BEGIN
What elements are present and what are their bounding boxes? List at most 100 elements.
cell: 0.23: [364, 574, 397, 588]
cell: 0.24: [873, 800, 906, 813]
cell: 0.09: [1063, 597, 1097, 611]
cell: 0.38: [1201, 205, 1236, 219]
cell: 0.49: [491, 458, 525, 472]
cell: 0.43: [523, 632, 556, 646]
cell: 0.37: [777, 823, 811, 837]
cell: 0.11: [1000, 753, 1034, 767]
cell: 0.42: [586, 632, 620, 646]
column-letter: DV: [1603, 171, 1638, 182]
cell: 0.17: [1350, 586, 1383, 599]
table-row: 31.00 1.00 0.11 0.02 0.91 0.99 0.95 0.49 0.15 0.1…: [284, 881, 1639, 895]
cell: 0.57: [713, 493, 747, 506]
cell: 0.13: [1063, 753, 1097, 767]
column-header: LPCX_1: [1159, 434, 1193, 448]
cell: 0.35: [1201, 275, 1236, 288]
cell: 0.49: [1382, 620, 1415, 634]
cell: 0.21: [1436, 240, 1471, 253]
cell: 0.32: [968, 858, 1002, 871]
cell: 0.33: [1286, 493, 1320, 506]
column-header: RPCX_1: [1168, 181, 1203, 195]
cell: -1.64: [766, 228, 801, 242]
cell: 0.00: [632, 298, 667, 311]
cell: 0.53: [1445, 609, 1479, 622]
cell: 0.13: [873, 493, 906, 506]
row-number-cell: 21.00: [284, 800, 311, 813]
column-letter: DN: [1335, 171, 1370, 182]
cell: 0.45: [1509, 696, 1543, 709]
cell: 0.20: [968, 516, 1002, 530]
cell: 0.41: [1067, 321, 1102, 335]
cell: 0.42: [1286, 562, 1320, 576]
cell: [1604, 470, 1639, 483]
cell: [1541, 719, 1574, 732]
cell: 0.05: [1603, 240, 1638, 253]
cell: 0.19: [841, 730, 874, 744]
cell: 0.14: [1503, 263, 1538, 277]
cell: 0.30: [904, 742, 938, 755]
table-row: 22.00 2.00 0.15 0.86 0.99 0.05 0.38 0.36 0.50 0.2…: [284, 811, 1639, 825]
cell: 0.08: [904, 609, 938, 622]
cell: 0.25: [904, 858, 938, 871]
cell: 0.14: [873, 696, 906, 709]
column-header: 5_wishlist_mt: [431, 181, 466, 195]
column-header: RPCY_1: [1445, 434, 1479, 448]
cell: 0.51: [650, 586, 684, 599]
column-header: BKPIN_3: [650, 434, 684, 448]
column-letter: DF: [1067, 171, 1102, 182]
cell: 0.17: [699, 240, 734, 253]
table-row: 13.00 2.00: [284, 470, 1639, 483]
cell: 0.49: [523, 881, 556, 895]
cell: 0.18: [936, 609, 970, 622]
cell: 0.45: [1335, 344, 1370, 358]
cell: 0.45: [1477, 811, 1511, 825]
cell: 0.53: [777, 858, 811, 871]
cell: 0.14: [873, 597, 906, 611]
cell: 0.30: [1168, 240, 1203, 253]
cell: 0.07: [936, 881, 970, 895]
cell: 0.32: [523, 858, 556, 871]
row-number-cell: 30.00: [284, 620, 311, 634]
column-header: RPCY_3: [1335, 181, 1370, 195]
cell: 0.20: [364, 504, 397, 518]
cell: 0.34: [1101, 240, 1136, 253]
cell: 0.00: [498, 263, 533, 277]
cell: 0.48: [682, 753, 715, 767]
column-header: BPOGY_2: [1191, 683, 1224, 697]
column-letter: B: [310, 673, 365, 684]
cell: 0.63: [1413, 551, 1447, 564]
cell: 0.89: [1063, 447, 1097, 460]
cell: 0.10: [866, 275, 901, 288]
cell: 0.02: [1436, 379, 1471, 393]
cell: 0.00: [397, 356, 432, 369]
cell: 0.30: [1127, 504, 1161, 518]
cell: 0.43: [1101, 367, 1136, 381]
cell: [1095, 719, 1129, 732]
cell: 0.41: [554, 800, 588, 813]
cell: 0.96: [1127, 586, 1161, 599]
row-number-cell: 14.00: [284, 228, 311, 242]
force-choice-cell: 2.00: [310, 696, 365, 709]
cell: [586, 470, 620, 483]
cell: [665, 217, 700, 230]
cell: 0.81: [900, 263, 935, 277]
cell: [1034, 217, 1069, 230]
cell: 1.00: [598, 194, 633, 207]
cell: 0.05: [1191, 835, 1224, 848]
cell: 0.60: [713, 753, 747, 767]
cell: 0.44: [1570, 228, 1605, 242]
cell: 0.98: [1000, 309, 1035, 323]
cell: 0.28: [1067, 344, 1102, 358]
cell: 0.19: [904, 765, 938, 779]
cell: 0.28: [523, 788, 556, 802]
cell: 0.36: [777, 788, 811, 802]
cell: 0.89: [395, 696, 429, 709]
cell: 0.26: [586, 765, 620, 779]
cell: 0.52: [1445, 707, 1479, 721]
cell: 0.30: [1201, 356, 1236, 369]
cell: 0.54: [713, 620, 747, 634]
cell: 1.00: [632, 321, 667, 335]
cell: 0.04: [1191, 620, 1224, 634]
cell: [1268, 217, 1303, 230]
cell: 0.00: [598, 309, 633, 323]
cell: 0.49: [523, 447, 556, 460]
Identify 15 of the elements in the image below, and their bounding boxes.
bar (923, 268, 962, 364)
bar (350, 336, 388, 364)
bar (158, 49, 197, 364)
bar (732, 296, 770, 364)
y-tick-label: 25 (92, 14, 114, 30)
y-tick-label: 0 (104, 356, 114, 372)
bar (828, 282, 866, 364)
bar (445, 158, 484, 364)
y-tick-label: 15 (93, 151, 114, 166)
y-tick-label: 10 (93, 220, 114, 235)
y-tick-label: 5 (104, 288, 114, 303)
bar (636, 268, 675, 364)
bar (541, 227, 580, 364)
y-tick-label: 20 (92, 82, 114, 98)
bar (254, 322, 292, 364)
END
• [Task prompt] Copy every line of the records above without any changes.

• [Response below]
What elements are present and what are their bounding boxes? List at most 100 elements.
cell: 0.23: [364, 574, 397, 588]
cell: 0.24: [873, 800, 906, 813]
cell: 0.09: [1063, 597, 1097, 611]
cell: 0.38: [1201, 205, 1236, 219]
cell: 0.49: [491, 458, 525, 472]
cell: 0.43: [523, 632, 556, 646]
cell: 0.37: [777, 823, 811, 837]
cell: 0.11: [1000, 753, 1034, 767]
cell: 0.42: [586, 632, 620, 646]
column-letter: DV: [1603, 171, 1638, 182]
cell: 0.17: [1350, 586, 1383, 599]
table-row: 31.00 1.00 0.11 0.02 0.91 0.99 0.95 0.49 0.15 0.1…: [284, 881, 1639, 895]
cell: 0.57: [713, 493, 747, 506]
cell: 0.13: [1063, 753, 1097, 767]
column-header: LPCX_1: [1159, 434, 1193, 448]
cell: 0.35: [1201, 275, 1236, 288]
cell: 0.49: [1382, 620, 1415, 634]
cell: 0.21: [1436, 240, 1471, 253]
cell: 0.32: [968, 858, 1002, 871]
cell: 0.33: [1286, 493, 1320, 506]
column-header: RPCX_1: [1168, 181, 1203, 195]
cell: -1.64: [766, 228, 801, 242]
cell: 0.00: [632, 298, 667, 311]
cell: 0.53: [1445, 609, 1479, 622]
cell: 0.13: [873, 493, 906, 506]
row-number-cell: 21.00: [284, 800, 311, 813]
column-letter: DN: [1335, 171, 1370, 182]
cell: 0.45: [1509, 696, 1543, 709]
cell: 0.20: [968, 516, 1002, 530]
cell: 0.41: [1067, 321, 1102, 335]
cell: 0.42: [1286, 562, 1320, 576]
cell: [1604, 470, 1639, 483]
cell: [1541, 719, 1574, 732]
cell: 0.05: [1603, 240, 1638, 253]
cell: 0.19: [841, 730, 874, 744]
cell: 0.14: [1503, 263, 1538, 277]
cell: 0.30: [904, 742, 938, 755]
table-row: 22.00 2.00 0.15 0.86 0.99 0.05 0.38 0.36 0.50 0.2…: [284, 811, 1639, 825]
cell: 0.08: [904, 609, 938, 622]
cell: 0.25: [904, 858, 938, 871]
cell: 0.14: [873, 696, 906, 709]
column-header: 5_wishlist_mt: [431, 181, 466, 195]
column-header: RPCY_1: [1445, 434, 1479, 448]
cell: 0.51: [650, 586, 684, 599]
column-header: BKPIN_3: [650, 434, 684, 448]
column-letter: DF: [1067, 171, 1102, 182]
cell: 0.17: [699, 240, 734, 253]
table-row: 13.00 2.00: [284, 470, 1639, 483]
cell: 0.49: [523, 881, 556, 895]
cell: 0.18: [936, 609, 970, 622]
cell: 0.45: [1335, 344, 1370, 358]
cell: 0.45: [1477, 811, 1511, 825]
cell: 0.53: [777, 858, 811, 871]
cell: 0.14: [873, 597, 906, 611]
cell: 0.30: [1168, 240, 1203, 253]
cell: 0.07: [936, 881, 970, 895]
cell: 0.32: [523, 858, 556, 871]
row-number-cell: 30.00: [284, 620, 311, 634]
column-header: RPCY_3: [1335, 181, 1370, 195]
cell: 0.20: [364, 504, 397, 518]
cell: 0.34: [1101, 240, 1136, 253]
cell: 0.00: [498, 263, 533, 277]
cell: 0.48: [682, 753, 715, 767]
column-header: BPOGY_2: [1191, 683, 1224, 697]
column-letter: B: [310, 673, 365, 684]
cell: 0.63: [1413, 551, 1447, 564]
cell: 0.89: [1063, 447, 1097, 460]
cell: 0.10: [866, 275, 901, 288]
cell: 0.02: [1436, 379, 1471, 393]
cell: 0.00: [397, 356, 432, 369]
cell: 0.30: [1127, 504, 1161, 518]
cell: 0.43: [1101, 367, 1136, 381]
cell: [1095, 719, 1129, 732]
cell: 0.41: [554, 800, 588, 813]
cell: 0.96: [1127, 586, 1161, 599]
row-number-cell: 14.00: [284, 228, 311, 242]
force-choice-cell: 2.00: [310, 696, 365, 709]
cell: [586, 470, 620, 483]
cell: [665, 217, 700, 230]
cell: 0.81: [900, 263, 935, 277]
cell: [1034, 217, 1069, 230]
cell: 1.00: [598, 194, 633, 207]
cell: 0.05: [1191, 835, 1224, 848]
cell: 0.60: [713, 753, 747, 767]
cell: 0.44: [1570, 228, 1605, 242]
cell: 0.98: [1000, 309, 1035, 323]
cell: 0.28: [1067, 344, 1102, 358]
cell: 0.19: [904, 765, 938, 779]
cell: 0.28: [523, 788, 556, 802]
cell: 0.36: [777, 788, 811, 802]
cell: 0.89: [395, 696, 429, 709]
cell: 0.26: [586, 765, 620, 779]
cell: 0.52: [1445, 707, 1479, 721]
cell: 0.30: [1201, 356, 1236, 369]
cell: 0.54: [713, 620, 747, 634]
cell: 1.00: [632, 321, 667, 335]
cell: 0.04: [1191, 620, 1224, 634]
cell: [1268, 217, 1303, 230]
cell: 0.00: [598, 309, 633, 323]
cell: 0.49: [523, 447, 556, 460]
Identify 15 of the elements in the image below, and their bounding boxes.
bar (923, 268, 962, 364)
bar (350, 336, 388, 364)
bar (158, 49, 197, 364)
bar (732, 296, 770, 364)
y-tick-label: 25 (92, 14, 114, 30)
y-tick-label: 0 (104, 356, 114, 372)
bar (828, 282, 866, 364)
bar (445, 158, 484, 364)
y-tick-label: 15 (93, 151, 114, 166)
y-tick-label: 10 (93, 220, 114, 235)
y-tick-label: 5 (104, 288, 114, 303)
bar (636, 268, 675, 364)
bar (541, 227, 580, 364)
y-tick-label: 20 (92, 82, 114, 98)
bar (254, 322, 292, 364)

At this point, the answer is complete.